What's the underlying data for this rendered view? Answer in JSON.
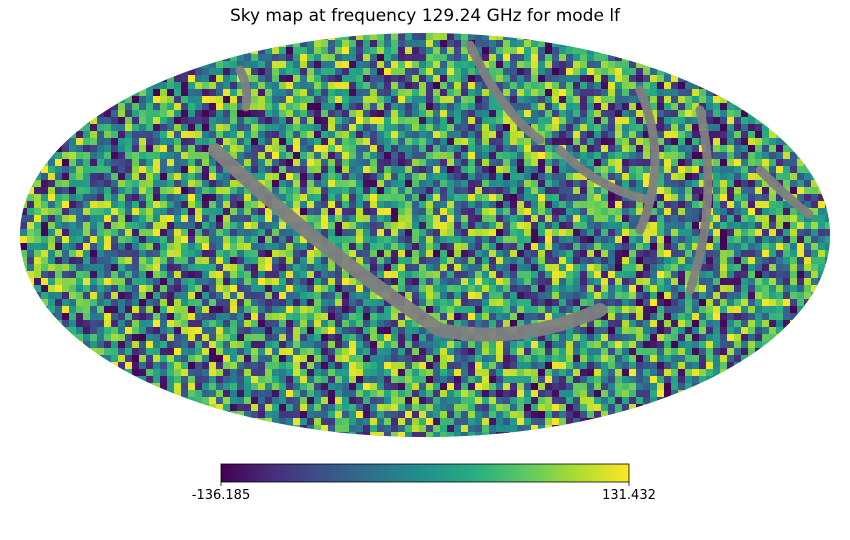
{
  "chart_data": {
    "type": "heatmap",
    "projection": "mollweide",
    "title": "Sky map at frequency 129.24 GHz for mode lf",
    "colormap": "viridis",
    "colorbar": {
      "min": -136.185,
      "max": 131.432,
      "min_label": "-136.185",
      "max_label": "131.432",
      "orientation": "horizontal",
      "placement": "bottom"
    },
    "masked_color": "#808080",
    "masked_regions": "gray pixels along a diagonal band from upper-left to center and arcs on the right side of the map"
  }
}
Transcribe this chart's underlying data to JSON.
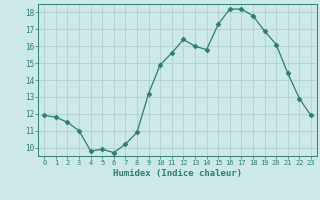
{
  "x": [
    0,
    1,
    2,
    3,
    4,
    5,
    6,
    7,
    8,
    9,
    10,
    11,
    12,
    13,
    14,
    15,
    16,
    17,
    18,
    19,
    20,
    21,
    22,
    23
  ],
  "y": [
    11.9,
    11.8,
    11.5,
    11.0,
    9.8,
    9.9,
    9.7,
    10.2,
    10.9,
    13.2,
    14.9,
    15.6,
    16.4,
    16.0,
    15.8,
    17.3,
    18.2,
    18.2,
    17.8,
    16.9,
    16.1,
    14.4,
    12.9,
    11.9
  ],
  "xlabel": "Humidex (Indice chaleur)",
  "xlim": [
    -0.5,
    23.5
  ],
  "ylim": [
    9.5,
    18.5
  ],
  "yticks": [
    10,
    11,
    12,
    13,
    14,
    15,
    16,
    17,
    18
  ],
  "xticks": [
    0,
    1,
    2,
    3,
    4,
    5,
    6,
    7,
    8,
    9,
    10,
    11,
    12,
    13,
    14,
    15,
    16,
    17,
    18,
    19,
    20,
    21,
    22,
    23
  ],
  "line_color": "#2e7d6e",
  "marker": "D",
  "marker_size": 2.5,
  "bg_color": "#cce8e8",
  "grid_color": "#b0d0d0",
  "axis_color": "#2e7d6e",
  "tick_color": "#2e7d6e",
  "label_color": "#2e7d6e"
}
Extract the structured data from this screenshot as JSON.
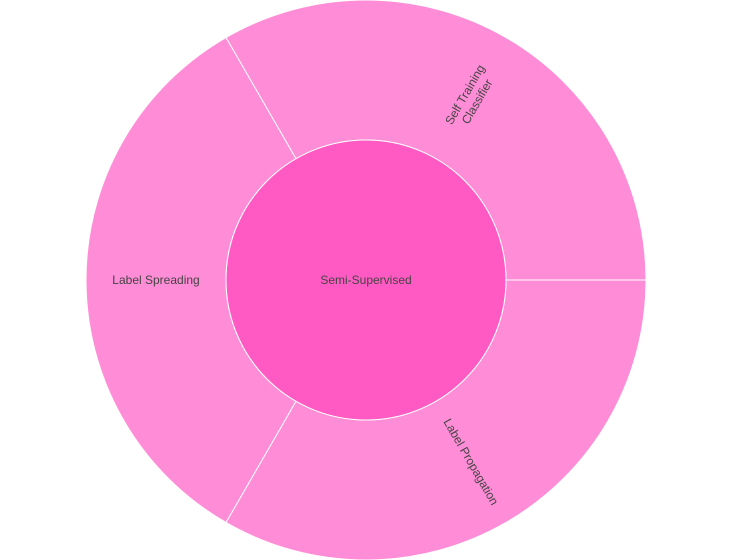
{
  "chart_data": {
    "type": "sunburst",
    "root": {
      "label": "Semi-Supervised",
      "value": 3,
      "color": "#ff5ac3"
    },
    "children": [
      {
        "label": "Self Training Classifier",
        "label_lines": [
          "Self Training",
          "Classifier"
        ],
        "value": 1,
        "color": "#ff8cd6"
      },
      {
        "label": "Label Propagation",
        "label_lines": [
          "Label Propagation"
        ],
        "value": 1,
        "color": "#ff8cd6"
      },
      {
        "label": "Label Spreading",
        "label_lines": [
          "Label Spreading"
        ],
        "value": 1,
        "color": "#ff8cd6"
      }
    ],
    "border_color": "#ffffff"
  }
}
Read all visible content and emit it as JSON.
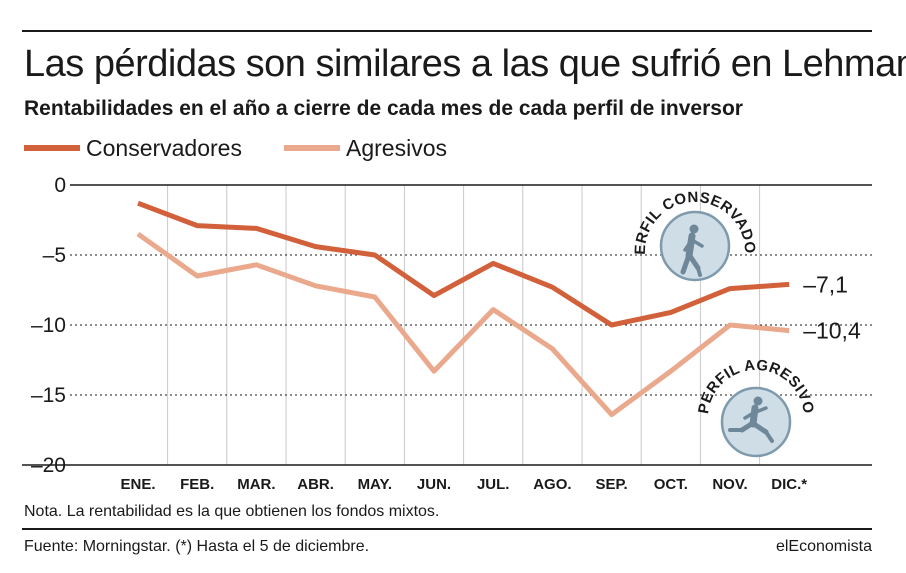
{
  "header": {
    "title": "Las pérdidas son similares a las que sufrió en Lehman",
    "subtitle": "Rentabilidades en el año a cierre de cada mes de cada perfil de inversor"
  },
  "legend": {
    "items": [
      {
        "label": "Conservadores",
        "color": "#d2603a"
      },
      {
        "label": "Agresivos",
        "color": "#eaa98c"
      }
    ]
  },
  "badges": {
    "conservative": {
      "text": "PERFIL CONSERVADOR",
      "icon": "runner-icon"
    },
    "aggressive": {
      "text": "PERFIL AGRESIVO",
      "icon": "runner-icon"
    }
  },
  "footer": {
    "note": "Nota. La rentabilidad es la que obtienen los fondos mixtos.",
    "source": "Fuente: Morningstar. (*) Hasta el 5 de diciembre.",
    "brand": "elEconomista"
  },
  "chart_data": {
    "type": "line",
    "title": "Las pérdidas son similares a las que sufrió en Lehman",
    "subtitle": "Rentabilidades en el año a cierre de cada mes de cada perfil de inversor",
    "categories": [
      "ENE.",
      "FEB.",
      "MAR.",
      "ABR.",
      "MAY.",
      "JUN.",
      "JUL.",
      "AGO.",
      "SEP.",
      "OCT.",
      "NOV.",
      "DIC.*"
    ],
    "series": [
      {
        "name": "Conservadores",
        "color": "#d2603a",
        "values": [
          -1.3,
          -2.9,
          -3.1,
          -4.4,
          -5.0,
          -7.9,
          -5.6,
          -7.3,
          -10.0,
          -9.1,
          -7.4,
          -7.1
        ]
      },
      {
        "name": "Agresivos",
        "color": "#eaa98c",
        "values": [
          -3.5,
          -6.5,
          -5.7,
          -7.2,
          -8.0,
          -13.3,
          -8.9,
          -11.7,
          -16.4,
          -13.3,
          -10.0,
          -10.4
        ]
      }
    ],
    "end_labels": [
      "–7,1",
      "–10,4"
    ],
    "y_ticks": [
      0,
      -5,
      -10,
      -15,
      -20
    ],
    "y_tick_labels": [
      "0",
      "–5",
      "–10",
      "–15",
      "–20"
    ],
    "ylim": [
      -20,
      0
    ],
    "grid": "vertical",
    "legend_position": "top-left"
  }
}
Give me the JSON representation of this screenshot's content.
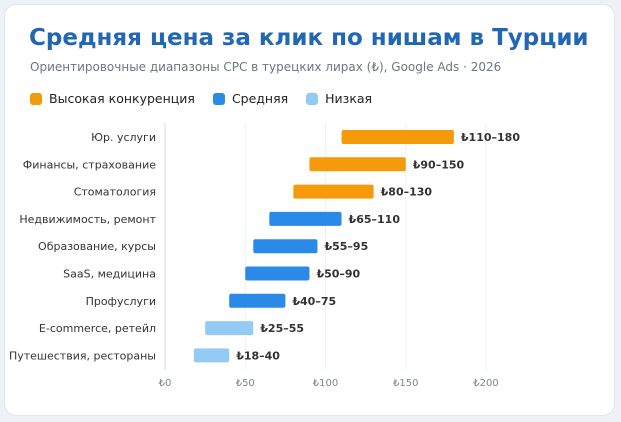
{
  "title": "Средняя цена за клик по нишам в Турции",
  "subtitle": "Ориентировочные диапазоны CPC в турецких лирах (₺), Google Ads · 2026",
  "legend": [
    {
      "label": "Высокая конкуренция",
      "color": "#f59a0b"
    },
    {
      "label": "Средняя",
      "color": "#2b8ae8"
    },
    {
      "label": "Низкая",
      "color": "#93cbf6"
    }
  ],
  "chart_data": {
    "type": "bar",
    "orientation": "horizontal-range",
    "title": "Средняя цена за клик по нишам в Турции",
    "subtitle": "Ориентировочные диапазоны CPC в турецких лирах (₺), Google Ads · 2026",
    "xlim": [
      0,
      200
    ],
    "xticks": [
      0,
      50,
      100,
      150,
      200
    ],
    "xtick_labels": [
      "₺0",
      "₺50",
      "₺100",
      "₺150",
      "₺200"
    ],
    "grid": "vertical",
    "legend_position": "top-left",
    "series": [
      {
        "name": "Высокая конкуренция",
        "color": "#f59a0b"
      },
      {
        "name": "Средняя",
        "color": "#2b8ae8"
      },
      {
        "name": "Низкая",
        "color": "#93cbf6"
      }
    ],
    "rows": [
      {
        "category": "Юр. услуги",
        "min": 110,
        "max": 180,
        "label": "₺110–180",
        "level": "Высокая конкуренция"
      },
      {
        "category": "Финансы, страхование",
        "min": 90,
        "max": 150,
        "label": "₺90–150",
        "level": "Высокая конкуренция"
      },
      {
        "category": "Стоматология",
        "min": 80,
        "max": 130,
        "label": "₺80–130",
        "level": "Высокая конкуренция"
      },
      {
        "category": "Недвижимость, ремонт",
        "min": 65,
        "max": 110,
        "label": "₺65–110",
        "level": "Средняя"
      },
      {
        "category": "Образование, курсы",
        "min": 55,
        "max": 95,
        "label": "₺55–95",
        "level": "Средняя"
      },
      {
        "category": "SaaS, медицина",
        "min": 50,
        "max": 90,
        "label": "₺50–90",
        "level": "Средняя"
      },
      {
        "category": "Профуслуги",
        "min": 40,
        "max": 75,
        "label": "₺40–75",
        "level": "Средняя"
      },
      {
        "category": "E-commerce, ретейл",
        "min": 25,
        "max": 55,
        "label": "₺25–55",
        "level": "Низкая"
      },
      {
        "category": "Путешествия, рестораны",
        "min": 18,
        "max": 40,
        "label": "₺18–40",
        "level": "Низкая"
      }
    ]
  }
}
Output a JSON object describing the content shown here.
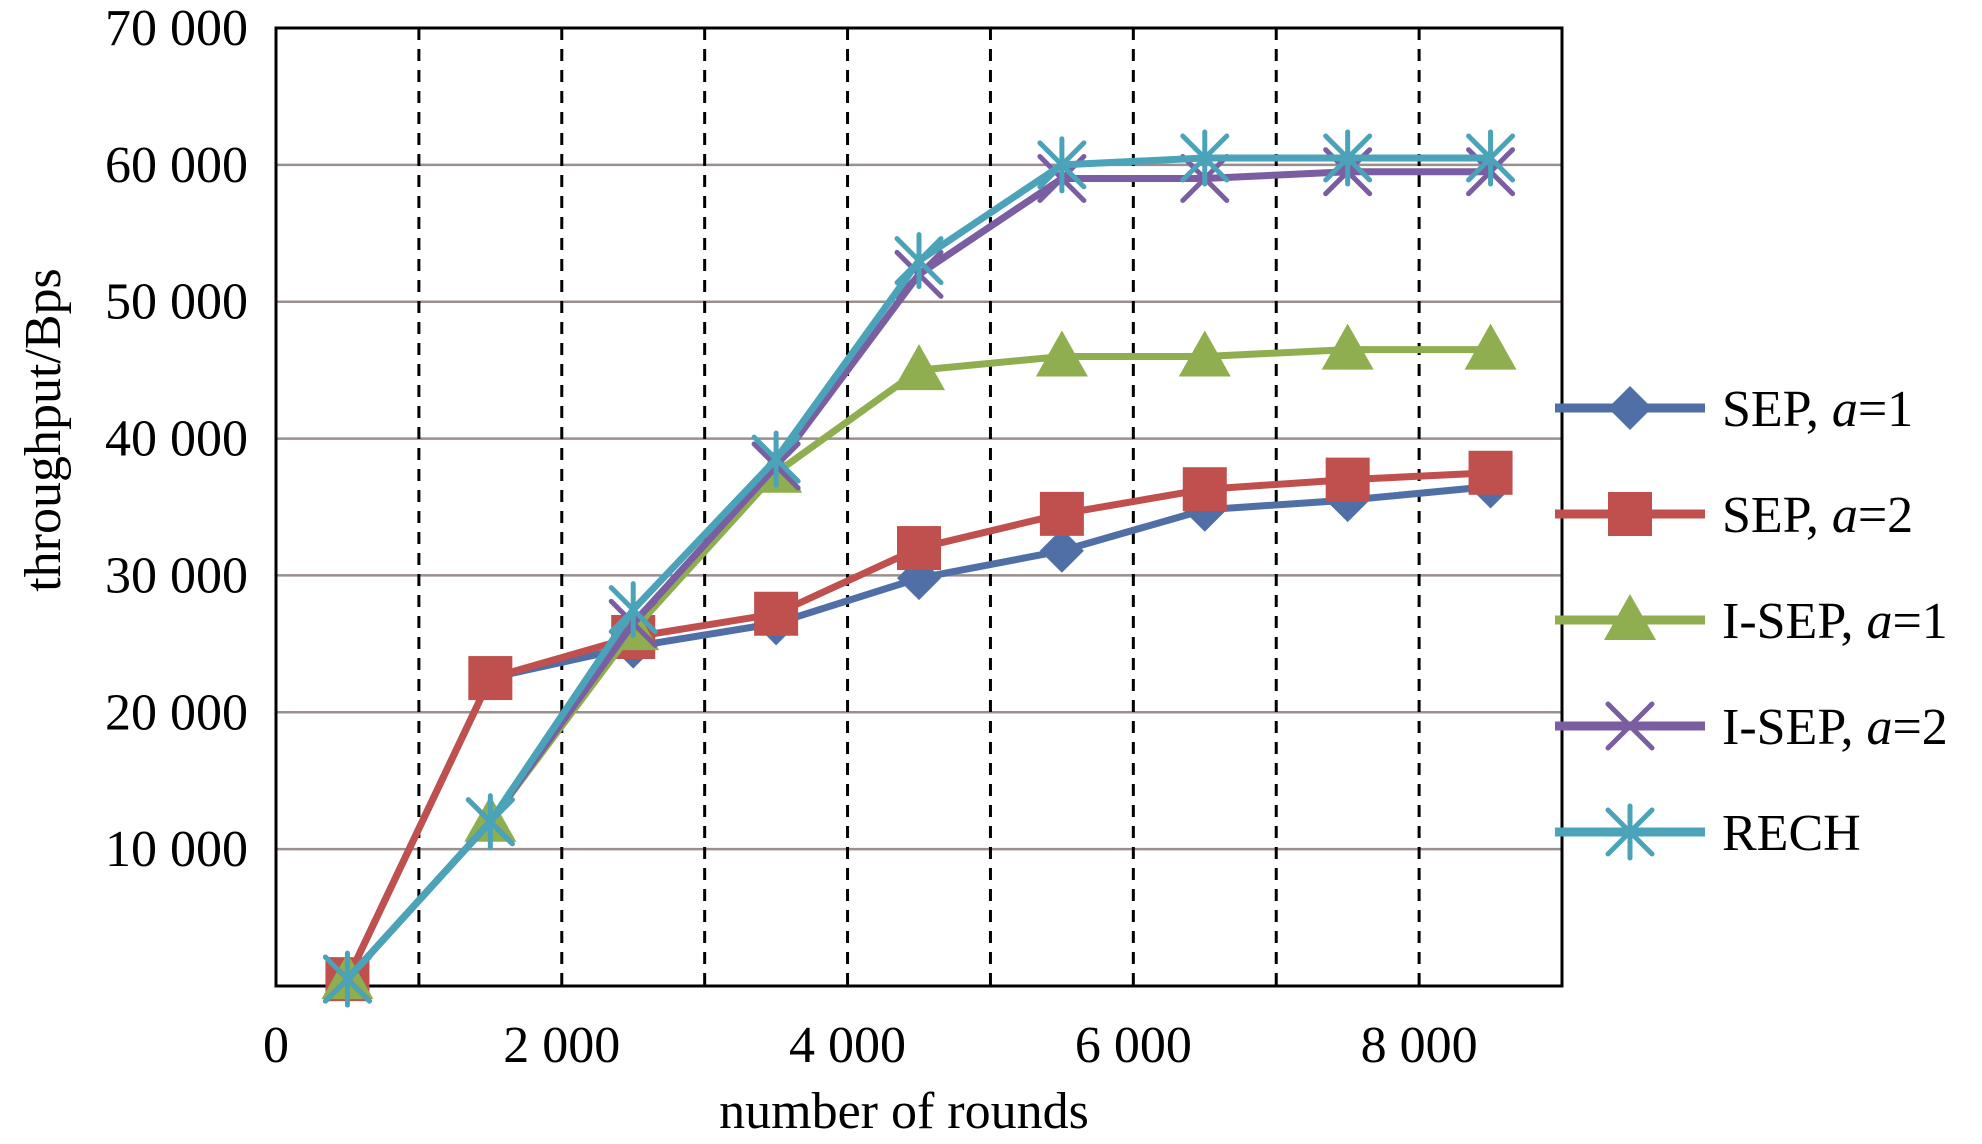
{
  "chart_data": {
    "type": "line",
    "title": "",
    "xlabel": "number of rounds",
    "ylabel": "throughput/Bps",
    "xlim": [
      0,
      9000
    ],
    "ylim": [
      0,
      70000
    ],
    "x_ticks": [
      0,
      2000,
      4000,
      6000,
      8000
    ],
    "x_tick_labels": [
      "0",
      "2 000",
      "4 000",
      "6 000",
      "8 000"
    ],
    "x_dashed_gridlines": [
      1000,
      2000,
      3000,
      4000,
      5000,
      6000,
      7000,
      8000
    ],
    "y_ticks": [
      10000,
      20000,
      30000,
      40000,
      50000,
      60000,
      70000
    ],
    "y_tick_labels": [
      "10 000",
      "20 000",
      "30 000",
      "40 000",
      "50 000",
      "60 000",
      "70 000"
    ],
    "grid": true,
    "legend_position": "right",
    "x": [
      500,
      1500,
      2500,
      3500,
      4500,
      5500,
      6500,
      7500,
      8500
    ],
    "series": [
      {
        "name": "SEP, a=1",
        "name_prefix": "SEP, ",
        "name_var": "a",
        "name_suffix": "=1",
        "color": "#4f6fa6",
        "marker": "diamond",
        "values": [
          500,
          22500,
          24800,
          26500,
          29800,
          31800,
          34800,
          35500,
          36500
        ]
      },
      {
        "name": "SEP, a=2",
        "name_prefix": "SEP, ",
        "name_var": "a",
        "name_suffix": "=2",
        "color": "#c0504d",
        "marker": "square",
        "values": [
          500,
          22500,
          25500,
          27200,
          32000,
          34500,
          36300,
          37000,
          37500
        ]
      },
      {
        "name": "I-SEP, a=1",
        "name_prefix": "I-SEP, ",
        "name_var": "a",
        "name_suffix": "=1",
        "color": "#8fae4f",
        "marker": "triangle",
        "values": [
          500,
          12000,
          26000,
          37500,
          45000,
          46000,
          46000,
          46500,
          46500
        ]
      },
      {
        "name": "I-SEP, a=2",
        "name_prefix": "I-SEP, ",
        "name_var": "a",
        "name_suffix": "=2",
        "color": "#7b5ea2",
        "marker": "x",
        "values": [
          500,
          12000,
          26500,
          38000,
          52000,
          59000,
          59000,
          59500,
          59500
        ]
      },
      {
        "name": "RECH",
        "name_prefix": "RECH",
        "name_var": "",
        "name_suffix": "",
        "color": "#4aa3b8",
        "marker": "star",
        "values": [
          500,
          12000,
          27500,
          38500,
          53000,
          60000,
          60500,
          60500,
          60500
        ]
      }
    ]
  }
}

--------

# Task prompt
Identify the lines above with the word "underlying". Copy them.

# Task result
What's the underlying data for this rendered view? Answer in JSON.
Transcribe this chart's underlying data to JSON.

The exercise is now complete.